Set problem -
Find each line with the string "What" and report it.

Supplied material -
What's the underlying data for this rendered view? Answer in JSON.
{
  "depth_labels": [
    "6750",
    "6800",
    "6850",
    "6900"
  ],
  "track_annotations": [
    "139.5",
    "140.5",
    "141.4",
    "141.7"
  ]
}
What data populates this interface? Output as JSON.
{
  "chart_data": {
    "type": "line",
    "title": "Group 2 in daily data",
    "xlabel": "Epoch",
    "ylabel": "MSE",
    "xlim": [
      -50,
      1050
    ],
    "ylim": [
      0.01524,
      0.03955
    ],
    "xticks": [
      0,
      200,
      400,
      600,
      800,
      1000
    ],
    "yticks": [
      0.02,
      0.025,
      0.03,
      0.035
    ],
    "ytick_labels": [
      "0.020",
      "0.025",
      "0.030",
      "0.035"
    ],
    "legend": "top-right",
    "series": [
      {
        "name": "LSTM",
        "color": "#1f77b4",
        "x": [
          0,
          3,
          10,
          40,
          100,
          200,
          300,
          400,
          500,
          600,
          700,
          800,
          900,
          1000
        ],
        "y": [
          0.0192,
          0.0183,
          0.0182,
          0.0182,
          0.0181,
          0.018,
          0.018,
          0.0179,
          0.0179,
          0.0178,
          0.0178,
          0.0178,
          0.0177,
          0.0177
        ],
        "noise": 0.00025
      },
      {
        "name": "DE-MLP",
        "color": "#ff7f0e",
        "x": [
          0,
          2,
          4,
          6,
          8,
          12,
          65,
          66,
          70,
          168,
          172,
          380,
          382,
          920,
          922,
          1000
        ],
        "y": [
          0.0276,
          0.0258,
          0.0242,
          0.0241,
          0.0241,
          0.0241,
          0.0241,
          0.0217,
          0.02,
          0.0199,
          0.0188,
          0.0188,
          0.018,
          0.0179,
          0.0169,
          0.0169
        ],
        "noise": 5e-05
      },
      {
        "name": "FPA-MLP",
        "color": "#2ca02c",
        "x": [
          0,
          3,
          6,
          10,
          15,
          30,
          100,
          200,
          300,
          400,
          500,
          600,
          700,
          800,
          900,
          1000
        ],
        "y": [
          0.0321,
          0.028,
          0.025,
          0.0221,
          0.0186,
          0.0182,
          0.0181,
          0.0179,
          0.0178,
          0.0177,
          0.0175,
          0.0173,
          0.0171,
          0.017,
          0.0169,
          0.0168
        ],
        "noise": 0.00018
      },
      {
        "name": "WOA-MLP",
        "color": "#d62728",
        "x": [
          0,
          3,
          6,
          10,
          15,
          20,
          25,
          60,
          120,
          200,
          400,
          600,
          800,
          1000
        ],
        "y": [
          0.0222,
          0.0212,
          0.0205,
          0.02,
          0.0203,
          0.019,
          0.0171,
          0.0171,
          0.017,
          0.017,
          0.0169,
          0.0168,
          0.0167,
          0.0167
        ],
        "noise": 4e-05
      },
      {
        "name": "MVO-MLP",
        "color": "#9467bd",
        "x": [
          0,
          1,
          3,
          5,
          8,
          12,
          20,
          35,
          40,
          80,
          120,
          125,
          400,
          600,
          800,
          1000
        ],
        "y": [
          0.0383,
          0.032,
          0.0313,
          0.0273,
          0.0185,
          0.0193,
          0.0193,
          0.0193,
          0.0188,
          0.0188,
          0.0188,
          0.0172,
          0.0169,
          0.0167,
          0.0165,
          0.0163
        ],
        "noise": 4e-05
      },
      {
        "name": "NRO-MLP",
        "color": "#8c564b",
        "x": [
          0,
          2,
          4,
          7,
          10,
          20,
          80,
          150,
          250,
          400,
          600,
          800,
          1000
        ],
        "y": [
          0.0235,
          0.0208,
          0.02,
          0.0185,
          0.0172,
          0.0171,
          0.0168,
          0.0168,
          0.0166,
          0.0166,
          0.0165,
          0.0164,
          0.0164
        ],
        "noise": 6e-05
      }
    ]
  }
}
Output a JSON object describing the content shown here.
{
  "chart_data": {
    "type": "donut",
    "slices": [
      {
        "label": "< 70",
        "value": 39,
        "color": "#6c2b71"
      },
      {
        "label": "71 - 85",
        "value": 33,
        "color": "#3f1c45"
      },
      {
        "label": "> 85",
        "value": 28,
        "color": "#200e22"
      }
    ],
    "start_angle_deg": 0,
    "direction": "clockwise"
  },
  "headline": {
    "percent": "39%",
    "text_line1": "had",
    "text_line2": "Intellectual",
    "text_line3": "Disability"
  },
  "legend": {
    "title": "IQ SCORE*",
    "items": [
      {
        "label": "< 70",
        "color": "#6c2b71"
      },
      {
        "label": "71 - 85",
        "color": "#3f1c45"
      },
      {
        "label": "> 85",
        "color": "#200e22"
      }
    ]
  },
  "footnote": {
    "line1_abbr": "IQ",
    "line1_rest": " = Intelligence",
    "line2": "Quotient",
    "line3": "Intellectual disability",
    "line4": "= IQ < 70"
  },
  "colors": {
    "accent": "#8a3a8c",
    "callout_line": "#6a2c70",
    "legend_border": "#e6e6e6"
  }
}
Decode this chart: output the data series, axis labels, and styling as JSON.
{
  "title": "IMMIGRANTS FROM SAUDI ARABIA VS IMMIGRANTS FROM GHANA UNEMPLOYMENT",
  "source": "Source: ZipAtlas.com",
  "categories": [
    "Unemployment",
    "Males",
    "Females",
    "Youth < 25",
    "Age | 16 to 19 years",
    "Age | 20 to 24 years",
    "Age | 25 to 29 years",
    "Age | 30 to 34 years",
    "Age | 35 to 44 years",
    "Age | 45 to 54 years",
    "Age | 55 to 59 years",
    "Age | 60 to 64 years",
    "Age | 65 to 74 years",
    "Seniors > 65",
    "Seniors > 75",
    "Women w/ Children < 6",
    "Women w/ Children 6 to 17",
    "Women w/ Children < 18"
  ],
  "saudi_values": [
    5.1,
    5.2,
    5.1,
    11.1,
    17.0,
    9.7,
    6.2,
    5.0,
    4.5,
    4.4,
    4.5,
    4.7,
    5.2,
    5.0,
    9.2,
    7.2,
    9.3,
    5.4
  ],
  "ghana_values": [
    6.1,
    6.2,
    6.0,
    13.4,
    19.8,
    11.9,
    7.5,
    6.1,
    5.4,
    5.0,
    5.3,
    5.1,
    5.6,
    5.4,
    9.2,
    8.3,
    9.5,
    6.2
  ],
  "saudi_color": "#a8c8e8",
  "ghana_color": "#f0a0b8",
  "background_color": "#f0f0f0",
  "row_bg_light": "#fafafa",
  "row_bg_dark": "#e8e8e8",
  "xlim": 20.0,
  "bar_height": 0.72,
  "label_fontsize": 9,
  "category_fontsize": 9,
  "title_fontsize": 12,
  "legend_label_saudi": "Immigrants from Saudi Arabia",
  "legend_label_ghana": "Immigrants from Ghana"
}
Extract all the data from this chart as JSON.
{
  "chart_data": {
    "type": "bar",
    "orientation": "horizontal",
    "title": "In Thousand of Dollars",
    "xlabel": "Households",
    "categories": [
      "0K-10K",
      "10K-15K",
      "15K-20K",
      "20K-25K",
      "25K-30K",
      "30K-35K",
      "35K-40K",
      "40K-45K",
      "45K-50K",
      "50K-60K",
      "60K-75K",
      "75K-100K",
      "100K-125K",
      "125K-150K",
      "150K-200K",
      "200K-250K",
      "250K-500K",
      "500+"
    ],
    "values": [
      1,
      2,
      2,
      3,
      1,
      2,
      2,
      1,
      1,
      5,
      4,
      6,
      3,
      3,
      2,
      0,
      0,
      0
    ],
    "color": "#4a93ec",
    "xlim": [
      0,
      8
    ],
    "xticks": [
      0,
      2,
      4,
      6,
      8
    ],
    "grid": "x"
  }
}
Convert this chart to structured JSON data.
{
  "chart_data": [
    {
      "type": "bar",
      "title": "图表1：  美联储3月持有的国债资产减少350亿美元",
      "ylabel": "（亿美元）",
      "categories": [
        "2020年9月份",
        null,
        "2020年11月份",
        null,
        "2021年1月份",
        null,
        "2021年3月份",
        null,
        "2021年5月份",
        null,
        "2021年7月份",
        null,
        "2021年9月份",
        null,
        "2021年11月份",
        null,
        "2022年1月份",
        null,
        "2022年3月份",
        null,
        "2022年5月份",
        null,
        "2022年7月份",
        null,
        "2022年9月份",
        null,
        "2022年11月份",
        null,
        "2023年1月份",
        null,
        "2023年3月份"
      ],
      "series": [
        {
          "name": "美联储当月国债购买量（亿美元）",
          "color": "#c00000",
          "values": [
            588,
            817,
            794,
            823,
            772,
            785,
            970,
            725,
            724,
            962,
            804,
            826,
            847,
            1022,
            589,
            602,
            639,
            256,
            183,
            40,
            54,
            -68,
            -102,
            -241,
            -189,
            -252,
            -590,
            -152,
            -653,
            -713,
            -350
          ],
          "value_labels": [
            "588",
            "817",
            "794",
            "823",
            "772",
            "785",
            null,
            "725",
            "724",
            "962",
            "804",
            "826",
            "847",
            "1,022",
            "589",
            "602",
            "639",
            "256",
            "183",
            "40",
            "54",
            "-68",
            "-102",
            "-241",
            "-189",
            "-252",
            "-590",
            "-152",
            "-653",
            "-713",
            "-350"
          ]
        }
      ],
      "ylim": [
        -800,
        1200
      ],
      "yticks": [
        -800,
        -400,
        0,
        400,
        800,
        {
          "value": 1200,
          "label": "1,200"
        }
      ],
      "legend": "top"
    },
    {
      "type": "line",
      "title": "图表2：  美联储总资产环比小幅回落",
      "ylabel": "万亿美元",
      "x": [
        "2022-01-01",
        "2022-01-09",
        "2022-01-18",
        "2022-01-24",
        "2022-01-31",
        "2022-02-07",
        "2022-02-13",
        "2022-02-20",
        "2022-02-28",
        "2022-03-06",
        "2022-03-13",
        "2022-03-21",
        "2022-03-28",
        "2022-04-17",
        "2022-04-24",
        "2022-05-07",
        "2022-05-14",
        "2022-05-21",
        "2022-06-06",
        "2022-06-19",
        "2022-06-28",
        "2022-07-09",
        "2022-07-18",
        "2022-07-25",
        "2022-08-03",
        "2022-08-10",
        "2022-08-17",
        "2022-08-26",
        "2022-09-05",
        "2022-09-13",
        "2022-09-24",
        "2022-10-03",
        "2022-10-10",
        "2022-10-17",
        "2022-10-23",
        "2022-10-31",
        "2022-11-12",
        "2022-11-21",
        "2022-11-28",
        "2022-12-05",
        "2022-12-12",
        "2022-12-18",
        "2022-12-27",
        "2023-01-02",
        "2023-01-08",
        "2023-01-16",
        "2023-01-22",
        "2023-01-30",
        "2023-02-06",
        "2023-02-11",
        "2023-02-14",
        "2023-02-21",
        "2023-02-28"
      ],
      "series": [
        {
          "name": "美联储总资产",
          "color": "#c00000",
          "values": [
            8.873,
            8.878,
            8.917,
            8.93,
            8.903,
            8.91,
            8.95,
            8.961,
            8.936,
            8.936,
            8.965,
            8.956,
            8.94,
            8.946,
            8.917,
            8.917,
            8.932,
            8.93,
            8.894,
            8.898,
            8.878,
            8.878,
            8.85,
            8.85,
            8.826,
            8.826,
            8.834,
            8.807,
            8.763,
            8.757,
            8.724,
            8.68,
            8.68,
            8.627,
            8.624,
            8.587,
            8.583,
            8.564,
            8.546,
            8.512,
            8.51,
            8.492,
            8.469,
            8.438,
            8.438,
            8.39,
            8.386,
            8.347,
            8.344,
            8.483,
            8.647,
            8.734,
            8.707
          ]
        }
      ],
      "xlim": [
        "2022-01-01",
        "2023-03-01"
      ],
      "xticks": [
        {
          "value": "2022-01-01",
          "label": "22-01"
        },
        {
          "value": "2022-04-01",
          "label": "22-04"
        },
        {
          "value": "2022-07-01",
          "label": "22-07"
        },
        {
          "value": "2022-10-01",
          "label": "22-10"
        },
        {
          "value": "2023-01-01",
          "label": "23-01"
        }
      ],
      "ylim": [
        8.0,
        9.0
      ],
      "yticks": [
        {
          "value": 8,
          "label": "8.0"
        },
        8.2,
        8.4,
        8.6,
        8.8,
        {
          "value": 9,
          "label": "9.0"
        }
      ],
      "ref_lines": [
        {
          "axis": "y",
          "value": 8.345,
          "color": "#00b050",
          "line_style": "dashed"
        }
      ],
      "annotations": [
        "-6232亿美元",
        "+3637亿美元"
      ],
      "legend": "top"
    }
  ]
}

Reply -
What's the underlying data for this rendered view? Answer in JSON.
What data populates this interface? Output as JSON.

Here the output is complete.